▶ **Work instructions**
Check every line below for the string "this", and copy the lines that contain it.

-- Supplied material start --

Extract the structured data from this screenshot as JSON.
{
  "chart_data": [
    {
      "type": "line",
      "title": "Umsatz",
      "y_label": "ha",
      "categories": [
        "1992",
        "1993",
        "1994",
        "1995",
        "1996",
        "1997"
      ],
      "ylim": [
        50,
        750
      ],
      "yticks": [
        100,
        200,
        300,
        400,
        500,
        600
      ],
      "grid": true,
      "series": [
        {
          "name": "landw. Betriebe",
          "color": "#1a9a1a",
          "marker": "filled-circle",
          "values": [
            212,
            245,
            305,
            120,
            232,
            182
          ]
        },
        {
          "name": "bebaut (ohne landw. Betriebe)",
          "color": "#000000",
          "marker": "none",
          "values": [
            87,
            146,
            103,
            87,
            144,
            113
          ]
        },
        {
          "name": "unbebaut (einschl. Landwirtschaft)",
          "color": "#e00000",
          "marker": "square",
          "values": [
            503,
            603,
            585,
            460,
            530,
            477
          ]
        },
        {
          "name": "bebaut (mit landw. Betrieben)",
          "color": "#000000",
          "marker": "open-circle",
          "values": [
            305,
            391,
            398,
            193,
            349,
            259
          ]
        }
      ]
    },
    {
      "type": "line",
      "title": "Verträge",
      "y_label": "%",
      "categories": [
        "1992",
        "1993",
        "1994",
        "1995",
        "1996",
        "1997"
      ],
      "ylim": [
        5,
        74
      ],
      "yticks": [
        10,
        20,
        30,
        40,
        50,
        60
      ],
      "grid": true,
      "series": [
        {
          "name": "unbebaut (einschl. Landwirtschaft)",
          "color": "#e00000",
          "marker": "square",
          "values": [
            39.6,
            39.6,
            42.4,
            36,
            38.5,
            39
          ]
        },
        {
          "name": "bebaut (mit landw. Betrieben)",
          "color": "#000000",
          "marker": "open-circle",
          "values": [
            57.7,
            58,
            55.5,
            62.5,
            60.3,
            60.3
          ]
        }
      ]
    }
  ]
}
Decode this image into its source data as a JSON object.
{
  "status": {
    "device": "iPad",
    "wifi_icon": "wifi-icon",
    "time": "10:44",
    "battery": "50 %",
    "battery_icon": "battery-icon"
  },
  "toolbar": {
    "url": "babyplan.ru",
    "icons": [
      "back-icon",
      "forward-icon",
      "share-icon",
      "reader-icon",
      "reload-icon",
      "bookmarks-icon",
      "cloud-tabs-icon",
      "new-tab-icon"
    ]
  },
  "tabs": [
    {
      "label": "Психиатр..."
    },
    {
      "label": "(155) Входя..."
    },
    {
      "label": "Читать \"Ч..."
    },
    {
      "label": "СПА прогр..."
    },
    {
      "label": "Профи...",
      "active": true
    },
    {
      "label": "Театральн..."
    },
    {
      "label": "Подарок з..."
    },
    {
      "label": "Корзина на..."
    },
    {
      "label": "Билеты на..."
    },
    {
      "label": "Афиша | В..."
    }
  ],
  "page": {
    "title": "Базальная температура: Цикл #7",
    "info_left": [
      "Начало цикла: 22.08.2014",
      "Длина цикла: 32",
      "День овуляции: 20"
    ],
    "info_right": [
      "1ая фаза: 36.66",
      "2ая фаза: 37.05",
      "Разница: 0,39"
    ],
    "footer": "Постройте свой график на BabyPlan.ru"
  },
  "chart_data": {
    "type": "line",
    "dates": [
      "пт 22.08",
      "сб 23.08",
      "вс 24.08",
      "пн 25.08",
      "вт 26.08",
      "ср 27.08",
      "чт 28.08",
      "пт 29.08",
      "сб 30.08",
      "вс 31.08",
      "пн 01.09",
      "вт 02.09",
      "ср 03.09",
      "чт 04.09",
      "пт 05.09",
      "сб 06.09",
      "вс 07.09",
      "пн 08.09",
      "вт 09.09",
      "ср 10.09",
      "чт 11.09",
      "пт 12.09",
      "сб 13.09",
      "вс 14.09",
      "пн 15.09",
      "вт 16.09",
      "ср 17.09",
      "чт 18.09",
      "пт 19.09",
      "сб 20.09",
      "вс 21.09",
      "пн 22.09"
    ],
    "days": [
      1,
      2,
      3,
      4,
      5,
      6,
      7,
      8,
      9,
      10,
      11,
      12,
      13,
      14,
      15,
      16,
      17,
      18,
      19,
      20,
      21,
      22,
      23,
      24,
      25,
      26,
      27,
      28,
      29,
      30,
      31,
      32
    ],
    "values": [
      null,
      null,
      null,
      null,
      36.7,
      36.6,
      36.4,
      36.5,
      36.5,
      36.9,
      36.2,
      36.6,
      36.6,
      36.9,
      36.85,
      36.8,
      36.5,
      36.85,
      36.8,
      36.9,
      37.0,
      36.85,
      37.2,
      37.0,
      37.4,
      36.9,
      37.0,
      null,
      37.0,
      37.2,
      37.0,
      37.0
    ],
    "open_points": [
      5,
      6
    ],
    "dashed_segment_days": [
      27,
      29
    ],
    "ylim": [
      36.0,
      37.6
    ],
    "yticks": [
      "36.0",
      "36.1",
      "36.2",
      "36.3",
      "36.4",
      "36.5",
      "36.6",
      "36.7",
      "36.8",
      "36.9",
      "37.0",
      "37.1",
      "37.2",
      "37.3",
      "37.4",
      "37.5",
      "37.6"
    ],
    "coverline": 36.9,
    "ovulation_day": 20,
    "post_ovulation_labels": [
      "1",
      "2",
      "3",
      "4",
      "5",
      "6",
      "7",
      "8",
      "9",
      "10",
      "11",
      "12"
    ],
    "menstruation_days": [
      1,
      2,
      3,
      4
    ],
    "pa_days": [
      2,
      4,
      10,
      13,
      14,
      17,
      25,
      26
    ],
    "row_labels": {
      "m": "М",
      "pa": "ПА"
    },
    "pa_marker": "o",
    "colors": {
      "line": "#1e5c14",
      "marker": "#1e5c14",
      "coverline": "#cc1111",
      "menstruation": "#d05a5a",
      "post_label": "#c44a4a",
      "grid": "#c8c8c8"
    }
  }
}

-- Supplied material end --

▶ **Solution to the problem**
Extract the structured data from this screenshot as JSON.
Decode this image into its source data as a JSON object.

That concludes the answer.